### WHAT TO DO
Return the material word for word. Do not include pictures.

### PROVIDED DATA
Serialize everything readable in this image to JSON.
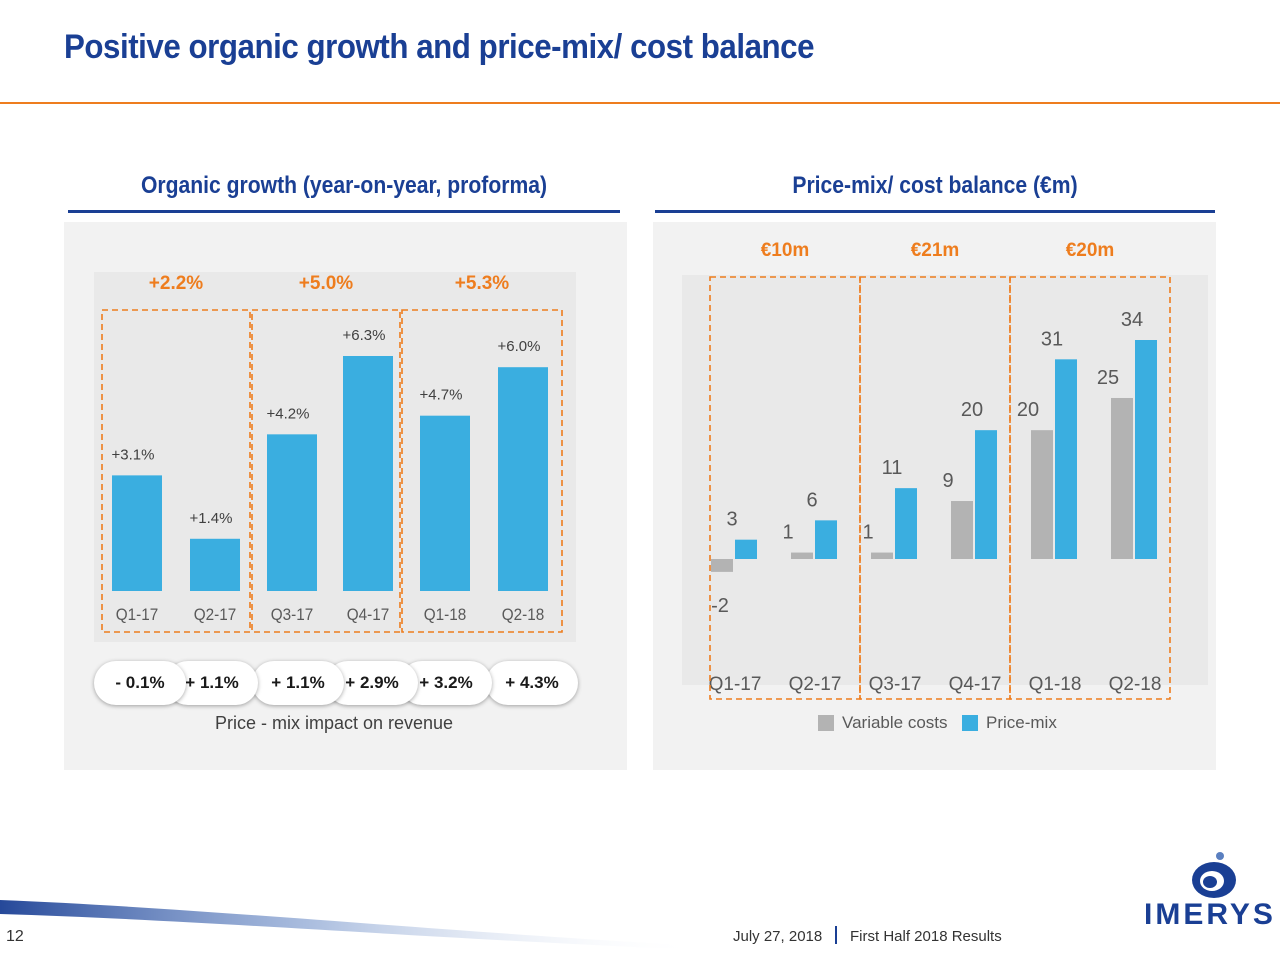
{
  "slide": {
    "title": "Positive organic growth and price-mix/ cost balance",
    "page_number": "12",
    "date": "July 27, 2018",
    "event": "First Half 2018 Results",
    "logo_text": "IMERYS",
    "colors": {
      "title": "#1a3f94",
      "accent_rule": "#ee7d1e",
      "bar_blue": "#3aaee0",
      "bar_grey": "#b3b3b3",
      "highlight": "#ee7d1e"
    }
  },
  "chart_data": [
    {
      "type": "bar",
      "title": "Organic growth (year-on-year, proforma)",
      "categories": [
        "Q1-17",
        "Q2-17",
        "Q3-17",
        "Q4-17",
        "Q1-18",
        "Q2-18"
      ],
      "series": [
        {
          "values": [
            3.1,
            1.4,
            4.2,
            6.3,
            4.7,
            6.0
          ],
          "labels": [
            "+3.1%",
            "+1.4%",
            "+4.2%",
            "+6.3%",
            "+4.7%",
            "+6.0%"
          ]
        }
      ],
      "ylim": [
        0,
        6.3
      ],
      "grid": false,
      "group_highlights": [
        "+2.2%",
        "+5.0%",
        "+5.3%"
      ],
      "price_mix_impact": {
        "caption": "Price - mix impact on revenue",
        "values": [
          "- 0.1%",
          "+ 1.1%",
          "+ 1.1%",
          "+ 2.9%",
          "+ 3.2%",
          "+ 4.3%"
        ]
      }
    },
    {
      "type": "bar",
      "title": "Price-mix/ cost balance (€m)",
      "categories": [
        "Q1-17",
        "Q2-17",
        "Q3-17",
        "Q4-17",
        "Q1-18",
        "Q2-18"
      ],
      "series": [
        {
          "name": "Variable costs",
          "values": [
            -2,
            1,
            1,
            9,
            20,
            25
          ],
          "color": "#b3b3b3"
        },
        {
          "name": "Price-mix",
          "values": [
            3,
            6,
            11,
            20,
            31,
            34
          ],
          "color": "#3aaee0"
        }
      ],
      "ylim": [
        -2,
        34
      ],
      "grid": false,
      "legend": "bottom",
      "group_highlights": [
        "€10m",
        "€21m",
        "€20m"
      ]
    }
  ]
}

### SOLUTION FOR THIS TASK
Serialize everything readable in this image to JSON.
{
  "slide": {
    "title": "Positive organic growth and price-mix/ cost balance",
    "page_number": "12",
    "date": "July 27, 2018",
    "event": "First Half 2018 Results",
    "logo_text": "IMERYS",
    "colors": {
      "title": "#1a3f94",
      "accent_rule": "#ee7d1e",
      "bar_blue": "#3aaee0",
      "bar_grey": "#b3b3b3",
      "highlight": "#ee7d1e"
    }
  },
  "chart_data": [
    {
      "type": "bar",
      "title": "Organic growth (year-on-year, proforma)",
      "categories": [
        "Q1-17",
        "Q2-17",
        "Q3-17",
        "Q4-17",
        "Q1-18",
        "Q2-18"
      ],
      "series": [
        {
          "values": [
            3.1,
            1.4,
            4.2,
            6.3,
            4.7,
            6.0
          ],
          "labels": [
            "+3.1%",
            "+1.4%",
            "+4.2%",
            "+6.3%",
            "+4.7%",
            "+6.0%"
          ]
        }
      ],
      "ylim": [
        0,
        6.3
      ],
      "grid": false,
      "group_highlights": [
        "+2.2%",
        "+5.0%",
        "+5.3%"
      ],
      "price_mix_impact": {
        "caption": "Price - mix impact on revenue",
        "values": [
          "- 0.1%",
          "+ 1.1%",
          "+ 1.1%",
          "+ 2.9%",
          "+ 3.2%",
          "+ 4.3%"
        ]
      }
    },
    {
      "type": "bar",
      "title": "Price-mix/ cost balance (€m)",
      "categories": [
        "Q1-17",
        "Q2-17",
        "Q3-17",
        "Q4-17",
        "Q1-18",
        "Q2-18"
      ],
      "series": [
        {
          "name": "Variable costs",
          "values": [
            -2,
            1,
            1,
            9,
            20,
            25
          ],
          "color": "#b3b3b3"
        },
        {
          "name": "Price-mix",
          "values": [
            3,
            6,
            11,
            20,
            31,
            34
          ],
          "color": "#3aaee0"
        }
      ],
      "ylim": [
        -2,
        34
      ],
      "grid": false,
      "legend": "bottom",
      "group_highlights": [
        "€10m",
        "€21m",
        "€20m"
      ]
    }
  ]
}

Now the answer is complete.